» REQUIRED WORK:
Show every line of the records below that contains the word "shall".

» INPUT MATERIAL:
^^^^^^^^

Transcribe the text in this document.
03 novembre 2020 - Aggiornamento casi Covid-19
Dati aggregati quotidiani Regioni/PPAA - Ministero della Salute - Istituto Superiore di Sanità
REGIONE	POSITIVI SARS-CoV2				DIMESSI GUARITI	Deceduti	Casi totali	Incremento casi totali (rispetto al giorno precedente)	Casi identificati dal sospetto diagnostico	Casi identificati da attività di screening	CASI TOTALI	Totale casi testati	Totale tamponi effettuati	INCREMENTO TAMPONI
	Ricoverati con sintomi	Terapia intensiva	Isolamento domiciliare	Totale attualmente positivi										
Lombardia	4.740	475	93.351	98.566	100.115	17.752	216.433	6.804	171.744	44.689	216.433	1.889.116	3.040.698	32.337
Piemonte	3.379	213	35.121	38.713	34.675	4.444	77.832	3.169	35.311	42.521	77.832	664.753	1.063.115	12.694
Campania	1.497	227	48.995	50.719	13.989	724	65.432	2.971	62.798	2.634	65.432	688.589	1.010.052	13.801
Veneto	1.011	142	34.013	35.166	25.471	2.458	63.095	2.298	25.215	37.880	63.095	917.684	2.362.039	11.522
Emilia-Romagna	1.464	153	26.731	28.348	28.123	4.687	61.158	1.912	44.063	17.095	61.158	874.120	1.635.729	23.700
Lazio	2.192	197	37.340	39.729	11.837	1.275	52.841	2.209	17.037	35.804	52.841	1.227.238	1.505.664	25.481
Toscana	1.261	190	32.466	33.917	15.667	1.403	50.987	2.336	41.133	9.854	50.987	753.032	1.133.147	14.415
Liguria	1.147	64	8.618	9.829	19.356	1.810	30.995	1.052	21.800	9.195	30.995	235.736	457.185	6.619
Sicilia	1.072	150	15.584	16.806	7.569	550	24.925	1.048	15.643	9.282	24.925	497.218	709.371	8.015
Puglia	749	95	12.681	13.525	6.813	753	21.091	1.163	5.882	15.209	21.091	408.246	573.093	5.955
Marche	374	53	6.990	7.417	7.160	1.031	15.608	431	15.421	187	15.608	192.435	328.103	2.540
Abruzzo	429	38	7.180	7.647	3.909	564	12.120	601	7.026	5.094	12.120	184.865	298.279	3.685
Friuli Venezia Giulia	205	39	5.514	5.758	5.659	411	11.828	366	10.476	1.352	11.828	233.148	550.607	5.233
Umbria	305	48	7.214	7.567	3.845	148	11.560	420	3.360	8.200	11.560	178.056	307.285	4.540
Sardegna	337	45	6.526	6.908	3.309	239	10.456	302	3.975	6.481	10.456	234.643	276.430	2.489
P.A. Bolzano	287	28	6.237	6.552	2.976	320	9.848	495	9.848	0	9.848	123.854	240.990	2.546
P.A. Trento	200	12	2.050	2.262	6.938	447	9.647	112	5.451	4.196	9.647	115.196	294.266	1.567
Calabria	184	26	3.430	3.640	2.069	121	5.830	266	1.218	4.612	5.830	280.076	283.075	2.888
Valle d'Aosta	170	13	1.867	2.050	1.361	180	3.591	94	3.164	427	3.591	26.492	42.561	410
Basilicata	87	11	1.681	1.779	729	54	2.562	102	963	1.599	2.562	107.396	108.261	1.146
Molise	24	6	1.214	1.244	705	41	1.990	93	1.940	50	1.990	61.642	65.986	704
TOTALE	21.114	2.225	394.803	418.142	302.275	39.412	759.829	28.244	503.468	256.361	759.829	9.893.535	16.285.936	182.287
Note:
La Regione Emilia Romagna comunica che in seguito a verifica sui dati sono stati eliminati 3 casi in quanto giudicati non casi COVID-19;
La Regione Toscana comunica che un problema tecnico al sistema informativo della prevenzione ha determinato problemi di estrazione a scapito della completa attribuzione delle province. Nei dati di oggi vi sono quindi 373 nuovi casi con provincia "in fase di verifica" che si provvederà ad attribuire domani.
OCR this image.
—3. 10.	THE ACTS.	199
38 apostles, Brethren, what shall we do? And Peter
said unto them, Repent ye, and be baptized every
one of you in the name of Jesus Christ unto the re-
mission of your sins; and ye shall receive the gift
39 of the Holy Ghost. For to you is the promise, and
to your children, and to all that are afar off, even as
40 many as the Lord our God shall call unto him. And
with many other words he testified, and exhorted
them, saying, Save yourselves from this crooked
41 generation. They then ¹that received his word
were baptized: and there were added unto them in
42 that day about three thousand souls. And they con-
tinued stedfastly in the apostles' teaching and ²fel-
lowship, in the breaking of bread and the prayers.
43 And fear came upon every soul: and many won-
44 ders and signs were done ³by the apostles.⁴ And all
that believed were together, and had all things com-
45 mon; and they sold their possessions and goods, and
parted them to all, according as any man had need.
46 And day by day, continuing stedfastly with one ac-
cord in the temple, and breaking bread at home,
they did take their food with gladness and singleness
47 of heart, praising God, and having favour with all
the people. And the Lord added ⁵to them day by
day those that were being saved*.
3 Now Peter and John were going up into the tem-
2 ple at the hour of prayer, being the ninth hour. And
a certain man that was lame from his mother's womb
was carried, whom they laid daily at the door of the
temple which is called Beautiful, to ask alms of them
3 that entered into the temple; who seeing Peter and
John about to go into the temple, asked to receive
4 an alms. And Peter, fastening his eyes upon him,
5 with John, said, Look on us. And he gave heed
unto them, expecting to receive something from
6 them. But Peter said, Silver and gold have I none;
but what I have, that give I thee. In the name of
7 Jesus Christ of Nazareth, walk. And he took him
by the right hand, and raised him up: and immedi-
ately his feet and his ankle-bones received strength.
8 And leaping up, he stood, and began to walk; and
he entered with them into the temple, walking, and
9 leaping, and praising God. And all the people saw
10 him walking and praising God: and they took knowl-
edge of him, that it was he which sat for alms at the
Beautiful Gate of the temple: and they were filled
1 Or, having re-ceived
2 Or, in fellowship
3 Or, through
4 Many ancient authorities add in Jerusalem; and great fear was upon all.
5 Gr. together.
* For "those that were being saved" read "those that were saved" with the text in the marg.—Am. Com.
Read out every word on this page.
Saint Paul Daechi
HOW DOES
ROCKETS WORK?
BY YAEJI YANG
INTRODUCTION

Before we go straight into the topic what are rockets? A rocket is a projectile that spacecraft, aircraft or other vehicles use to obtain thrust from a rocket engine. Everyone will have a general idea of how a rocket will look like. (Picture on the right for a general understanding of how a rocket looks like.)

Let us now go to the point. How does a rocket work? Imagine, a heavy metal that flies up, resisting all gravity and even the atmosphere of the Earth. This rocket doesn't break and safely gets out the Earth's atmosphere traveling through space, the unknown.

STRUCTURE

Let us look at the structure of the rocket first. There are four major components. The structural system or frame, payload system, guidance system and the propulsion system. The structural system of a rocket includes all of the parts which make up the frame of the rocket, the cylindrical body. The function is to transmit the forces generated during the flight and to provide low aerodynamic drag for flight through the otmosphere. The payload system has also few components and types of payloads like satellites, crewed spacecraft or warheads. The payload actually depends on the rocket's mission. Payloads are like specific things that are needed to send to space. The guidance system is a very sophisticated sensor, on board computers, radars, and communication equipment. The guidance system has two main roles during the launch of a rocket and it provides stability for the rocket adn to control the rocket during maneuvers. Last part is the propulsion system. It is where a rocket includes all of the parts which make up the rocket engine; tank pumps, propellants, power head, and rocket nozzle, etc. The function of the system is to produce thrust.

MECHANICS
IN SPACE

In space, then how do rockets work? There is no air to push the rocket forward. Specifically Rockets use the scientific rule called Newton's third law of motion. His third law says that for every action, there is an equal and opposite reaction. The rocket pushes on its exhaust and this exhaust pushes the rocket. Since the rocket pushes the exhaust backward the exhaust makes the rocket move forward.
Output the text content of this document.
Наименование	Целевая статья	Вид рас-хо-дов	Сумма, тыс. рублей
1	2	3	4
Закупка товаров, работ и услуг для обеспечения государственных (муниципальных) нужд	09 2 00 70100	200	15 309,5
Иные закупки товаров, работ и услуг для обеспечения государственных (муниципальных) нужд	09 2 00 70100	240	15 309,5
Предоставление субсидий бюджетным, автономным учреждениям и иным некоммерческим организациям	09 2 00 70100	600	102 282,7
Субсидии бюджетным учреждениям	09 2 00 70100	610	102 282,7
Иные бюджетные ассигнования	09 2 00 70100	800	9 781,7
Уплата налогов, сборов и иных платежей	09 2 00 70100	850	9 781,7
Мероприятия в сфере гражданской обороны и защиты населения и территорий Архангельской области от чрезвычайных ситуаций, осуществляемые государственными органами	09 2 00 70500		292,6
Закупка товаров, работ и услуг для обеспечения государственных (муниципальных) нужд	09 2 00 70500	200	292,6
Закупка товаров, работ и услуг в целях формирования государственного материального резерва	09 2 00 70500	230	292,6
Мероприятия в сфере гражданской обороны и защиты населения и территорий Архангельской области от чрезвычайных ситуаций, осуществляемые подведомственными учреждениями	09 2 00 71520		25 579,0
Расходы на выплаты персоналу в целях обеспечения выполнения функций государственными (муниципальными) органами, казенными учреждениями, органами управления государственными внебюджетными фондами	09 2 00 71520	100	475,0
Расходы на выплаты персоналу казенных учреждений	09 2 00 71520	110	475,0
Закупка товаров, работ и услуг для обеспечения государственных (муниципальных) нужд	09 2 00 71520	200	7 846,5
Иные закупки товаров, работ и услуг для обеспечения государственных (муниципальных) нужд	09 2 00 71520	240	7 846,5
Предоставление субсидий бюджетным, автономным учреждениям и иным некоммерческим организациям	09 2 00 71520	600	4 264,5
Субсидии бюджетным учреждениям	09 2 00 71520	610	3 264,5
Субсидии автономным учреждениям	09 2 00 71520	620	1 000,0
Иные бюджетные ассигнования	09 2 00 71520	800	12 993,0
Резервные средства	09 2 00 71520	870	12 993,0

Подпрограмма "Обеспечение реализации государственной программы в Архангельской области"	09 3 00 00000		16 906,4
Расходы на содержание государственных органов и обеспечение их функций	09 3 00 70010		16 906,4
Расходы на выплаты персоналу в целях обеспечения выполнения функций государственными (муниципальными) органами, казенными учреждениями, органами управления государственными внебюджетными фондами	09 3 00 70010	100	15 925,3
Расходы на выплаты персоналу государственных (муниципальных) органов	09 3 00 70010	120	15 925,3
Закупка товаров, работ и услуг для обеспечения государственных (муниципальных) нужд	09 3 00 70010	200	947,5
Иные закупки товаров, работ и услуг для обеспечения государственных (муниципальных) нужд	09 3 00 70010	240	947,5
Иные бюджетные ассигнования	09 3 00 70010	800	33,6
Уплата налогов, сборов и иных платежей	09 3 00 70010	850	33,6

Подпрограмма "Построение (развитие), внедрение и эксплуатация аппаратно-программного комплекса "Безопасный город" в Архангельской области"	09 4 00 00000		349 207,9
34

^^^^^^^^

» FINISHED EXERCISE:
38 apostles, Brethren, what shall we do? And Peter
mission of your sins; and ye shall receive the gift
40 many as the Lord our God shall call unto him. And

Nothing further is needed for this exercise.